Emanuel Ax and the Orpheus Chamber Orchestra love each other, and it shows onstage. They have the chemistry born of long familiarity, of course, but they are also a natural fit. Ax, a consummate chamber musician, relishes the interaction with the Orpheus musicians. And the conductorless orchestra loves his devotion to process. The results of their collaboration were on delightful display on Sunday in the CalPerformances presentation, at Berkeley’s Zellerbach Hall, of a program of Mozart’s piano concertos and the “Haffner” Symphony, No. 35 in D Major, K. 385.


The Orpheus Chamber Orchestra

After the orchestra gave a spirited reading of Mozart’s Overture to Così fan tutte, Ax bounced onto the stage. In an excited but avuncular manner, he introduced the audience to the 1805 Johann Fritz fortepiano on which he would play the Concerto No. 17 in G Major, K. 453.

An instrumental mismatch

The diminutive instrument, looking woefully lost on the enormous Zellerbach stage, had a pedal mechanism that attached to the piano’s original sustain bar. It had been tuned to play at modern concert pitch (higher than that of early 19th century Vienna) and massaged to produce as bright a sound as possible, to match modern instruments. It was totally outclassed and overwhelmed.

I have no preference in the "historically informed" vs. "modern performance" divide. But matching an early piano with a modern orchestra, even a sensitive and chamber-sized one, is a little like seating Holden Caulfield next to Auntie Mame. It wasn’t so much a question of volume; I was seated in the sixth row and still couldn’t hear a couple of things. The real mismatch was the brilliant, incisive tone of Orpheus’ strings, which swamped the piano and reversed the normal focus of a concerto. If it hadn’t been for Ax’s irrepressible pianism, the whole enterprise might have crashed and burned.

As it was, the partners were so attuned to each other that you mainly noticed the finely coordinated byplay between soloist and orchestra, especially the winds, all of which is so crucial in Mozart’s concertos. One example of many: In the first movement, after the piano introduces its own elegant, short-phrased theme in D major, the winds echo it with a one-measure cadence figure, puckishly counterpointed by the piano. But then they set off unexpectedly into D minor and some far-out harmonies, outlined by the winds. Then, as if to say, “Enough,” the piano pulls out a cadence figure from earlier in the movement and hands it off smoothly to the winds, who prepare the entrance of the piano with the next theme. By observing the staccato, short phrasing on either side of the harmonic digression and by matching each other’s soft, legato tone within it, Ax and Orpheus’ wind players brought a lovely moment of shade into a sunlit garden.

WHAT YOU WILL DO
a – In the concert review, which instrument did Ax play for the Concerto No. 17?
b – List every specific Mozart work that the concert review names.
c – Carry on the concert review after its last paragraph.

DATA
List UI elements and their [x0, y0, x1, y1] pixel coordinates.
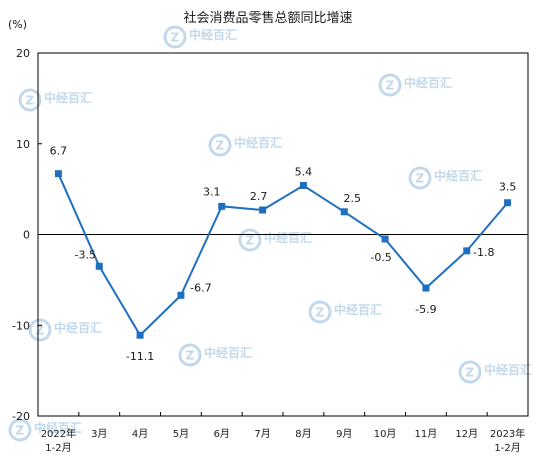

TASK RESPONSES
a – An 1805 Johann Fritz fortepiano.

b – Overture to Così fan tutte; Piano Concerto No. 17 in G Major, K. 453; "Haffner" Symphony, No. 35 in D Major, K. 385

c –
The piano, early or modern, functioned as an extension of Ax’s personality in these performances. He never addressed the piano as if seeking to bring something out of it, but instead acted loosely, almost carelessly. He swept his hands over the keys, bringing out interior lines and harmonies in, for example, the long modulatory passage of the second movement. He often craned his neck toward the wind section, seemingly disconnected from what his hands were doing. This is self-effacing mastery of a special kind, and the effect was to draw attention to the music-making, and away from the soloist.

Pianissimo and the right piano

Ax switched to a modern Steinway for Mozart’s Concerto No. 25 in C Major, K. 503. Good thing, too, because it is a trumpets-and-drums piece. The ultimate result, however, was more of the same unshowy musicianship, although the piano’s role in this concerto is more assertive and brilliant. (It was written for the composer to perform, whereas K. 453 was for his pupil, Barbara Ployer.) But despite its fanfare opening, this concerto is an example of interplay taken far beyond what K. 453 offers. The counterpoint is fuller and more extensive, the harmony more daring. And the fanfare theme contrasts with most of the first movement, which is taken up with a triple-upbeat theme that keeps spawning new ideas.

Ax’s supreme dynamic control and sensitivity tended to make even the most spectacular passagework sound easy. Even the zippy third movement, propelled by 16th-note triplets, was dispatched with simplicity and grace. As the main theme of the sonata-rondo came around, Ax eased up on the throttle, attenuated the volume, and made the theme’s entry totally natural and lucid. There was no visible effort, just Mozart’s music.

By contrast, the “Haffner” Symphony lives on the edge. It’s all about souped-up, edge-of-your-seat brilliance. Orpheus, with a particularly demonstrative violinist in the first chair, charged through the piece with all the energy you could wish for, from the opening octaves and "Mannheim rockets" (rapid, upward-moving scales), to the coruscating passagework in the finale. As in the concertos, winds tended to be featured in the orchestral balance, instead of discreetly folded into the texture. It was a stylish, dashing performance that confirmed, once again, the orchestra’s reputation for peerless ensemble playing.

(Michael Zwiebach holds a Ph.D. in music history from UC Berkeley.)